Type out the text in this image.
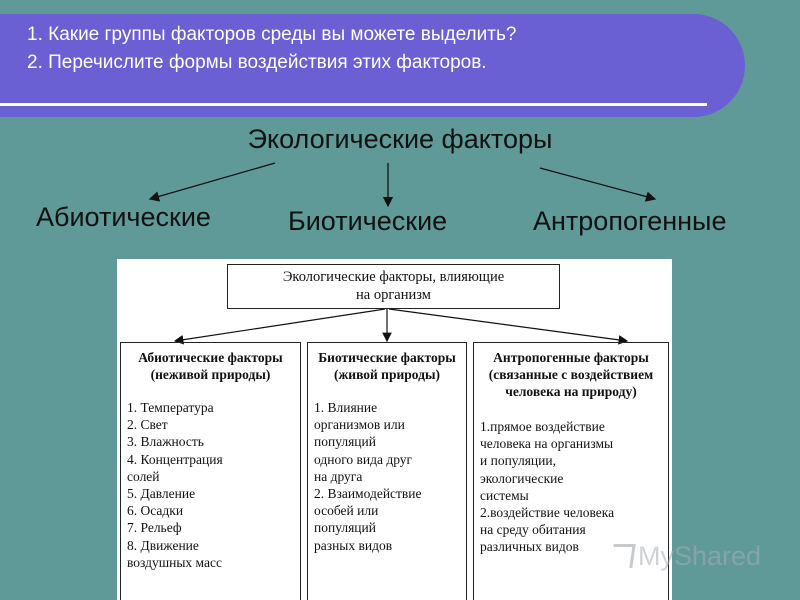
1. Какие группы факторов среды вы можете выделить?
2. Перечислите формы воздействия этих факторов.
Экологические факторы
Абиотические	Биотические	Антропогенные
Экологические факторы, влияющие
на организм
Абиотические факторы (неживой природы)
1. Температура
2. Свет
3. Влажность
4. Концентрация
солей
5. Давление
6. Осадки
7. Рельеф
8. Движение
воздушных масс
Биотические факторы (живой природы)
1. Влияние
организмов или
популяций
одного вида друг
на друга
2. Взаимодействие
особей или
популяций
разных видов
Антропогенные факторы (связанные с воздействием человека на природу)
1.прямое воздействие
человека на организмы
и популяции,
экологические
системы
2.воздействие человека
на среду обитания
различных видов	MyShared
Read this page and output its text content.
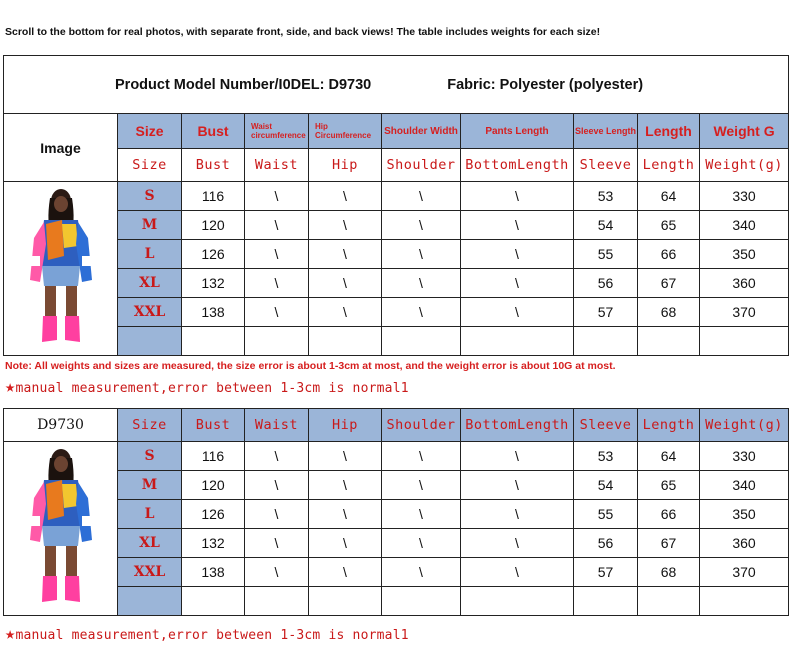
Scroll to the bottom for real photos, with separate front, side, and back views! The table includes weights for each size!
Product Model Number/I0DEL: D9730 Fabric: Polyester (polyester)									
Image	Size	Bust	Waist circumference	Hip Circumference	Shoulder Width	Pants Length	Sleeve Length	Length	Weight G
	Size	Bust	Waist	Hip	Shoulder	BottomLength	Sleeve	Length	Weight(g)
	S	116	\	\	\	\	53	64	330
	M	120	\	\	\	\	54	65	340
	L	126	\	\	\	\	55	66	350
	XL	132	\	\	\	\	56	67	360
	XXL	138	\	\	\	\	57	68	370

Note: All weights and sizes are measured, the size error is about 1-3cm at most, and the weight error is about 10G at most.
★manual measurement,error between 1-3cm is normal1
D9730	Size	Bust	Waist	Hip	Shoulder	BottomLength	Sleeve	Length	Weight(g)
	S	116	\	\	\	\	53	64	330
	M	120	\	\	\	\	54	65	340
	L	126	\	\	\	\	55	66	350
	XL	132	\	\	\	\	56	67	360
	XXL	138	\	\	\	\	57	68	370

★manual measurement,error between 1-3cm is normal1
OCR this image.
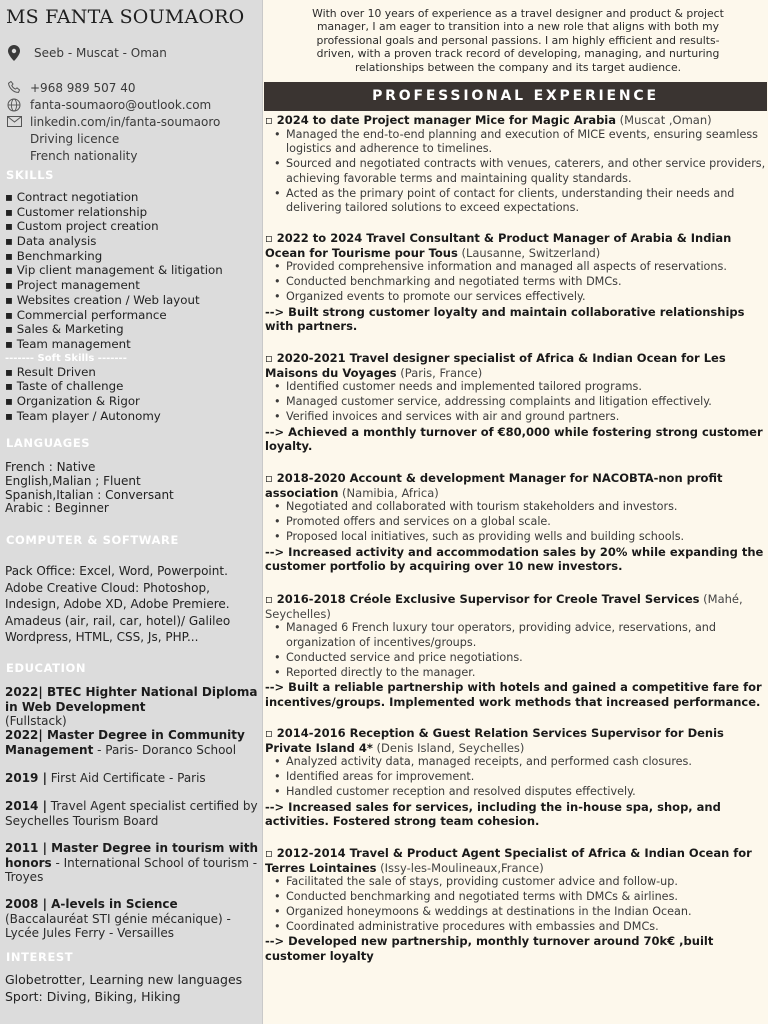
MS FANTA SOUMAORO
Seeb - Muscat - Oman
+968 989 507 40
fanta-soumaoro@outlook.com
linkedin.com/in/fanta-soumaoro
Driving licence
French nationality
SKILLS
▪ Contract negotiation
▪ Customer relationship
▪ Custom project creation
▪ Data analysis
▪ Benchmarking
▪ Vip client management & litigation
▪ Project management
▪ Websites creation / Web layout
▪ Commercial performance
▪ Sales & Marketing
▪ Team management
------- Soft Skills -------
▪ Result Driven
▪ Taste of challenge
▪ Organization & Rigor
▪ Team player / Autonomy
LANGUAGES
French : Native
English,Malian ; Fluent
Spanish,Italian : Conversant
Arabic : Beginner
COMPUTER & SOFTWARE
Pack Office: Excel, Word, Powerpoint.
Adobe Creative Cloud: Photoshop,
Indesign, Adobe XD, Adobe Premiere.
Amadeus (air, rail, car, hotel)/ Galileo
Wordpress, HTML, CSS, Js, PHP...
EDUCATION
2022| BTEC Highter National Diploma in Web Development
(Fullstack)
2022| Master Degree in Community Management - Paris- Doranco School
2019 | First Aid Certificate - Paris
2014 | Travel Agent specialist certified by Seychelles Tourism Board
2011 | Master Degree in tourism with honors - International School of tourism - Troyes
2008 | A-levels in Science
(Baccalauréat STI génie mécanique) - Lycée Jules Ferry - Versailles
INTEREST
Globetrotter, Learning new languages
Sport: Diving, Biking, Hiking
With over 10 years of experience as a travel designer and product & project manager, I am eager to transition into a new role that aligns with both my professional goals and personal passions. I am highly efficient and results-driven, with a proven track record of developing, managing, and nurturing relationships between the company and its target audience.
PROFESSIONAL EXPERIENCE
▫ 2024 to date Project manager Mice for Magic Arabia (Muscat ,Oman)
• Managed the end-to-end planning and execution of MICE events, ensuring seamless logistics and adherence to timelines.
• Sourced and negotiated contracts with venues, caterers, and other service providers, achieving favorable terms and maintaining quality standards.
• Acted as the primary point of contact for clients, understanding their needs and delivering tailored solutions to exceed expectations.
▫ 2022 to 2024 Travel Consultant & Product Manager of Arabia & Indian Ocean for Tourisme pour Tous (Lausanne, Switzerland)
• Provided comprehensive information and managed all aspects of reservations.
• Conducted benchmarking and negotiated terms with DMCs.
• Organized events to promote our services effectively.
--> Built strong customer loyalty and maintain collaborative relationships with partners.
▫ 2020-2021 Travel designer specialist of Africa & Indian Ocean for Les Maisons du Voyages (Paris, France)
• Identified customer needs and implemented tailored programs.
• Managed customer service, addressing complaints and litigation effectively.
• Verified invoices and services with air and ground partners.
--> Achieved a monthly turnover of €80,000 while fostering strong customer loyalty.
▫ 2018-2020 Account & development Manager for NACOBTA-non profit association (Namibia, Africa)
• Negotiated and collaborated with tourism stakeholders and investors.
• Promoted offers and services on a global scale.
• Proposed local initiatives, such as providing wells and building schools.
--> Increased activity and accommodation sales by 20% while expanding the customer portfolio by acquiring over 10 new investors.
▫ 2016-2018 Créole Exclusive Supervisor for Creole Travel Services (Mahé, Seychelles)
• Managed 6 French luxury tour operators, providing advice, reservations, and organization of incentives/groups.
• Conducted service and price negotiations.
• Reported directly to the manager.
--> Built a reliable partnership with hotels and gained a competitive fare for incentives/groups. Implemented work methods that increased performance.
▫ 2014-2016 Reception & Guest Relation Services Supervisor for Denis Private Island 4* (Denis Island, Seychelles)
• Analyzed activity data, managed receipts, and performed cash closures.
• Identified areas for improvement.
• Handled customer reception and resolved disputes effectively.
--> Increased sales for services, including the in-house spa, shop, and activities. Fostered strong team cohesion.
▫ 2012-2014 Travel & Product Agent Specialist of Africa & Indian Ocean for Terres Lointaines (Issy-les-Moulineaux,France)
• Facilitated the sale of stays, providing customer advice and follow-up.
• Conducted benchmarking and negotiated terms with DMCs & airlines.
• Organized honeymoons & weddings at destinations in the Indian Ocean.
• Coordinated administrative procedures with embassies and DMCs.
--> Developed new partnership, monthly turnover around 70k€ ,built customer loyalty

| What is expected |
Copy out each line of the entries that holds "факторов".

| Output of the task |
1. Какие группы факторов среды вы можете выделить?
2. Перечислите формы воздействия этих факторов.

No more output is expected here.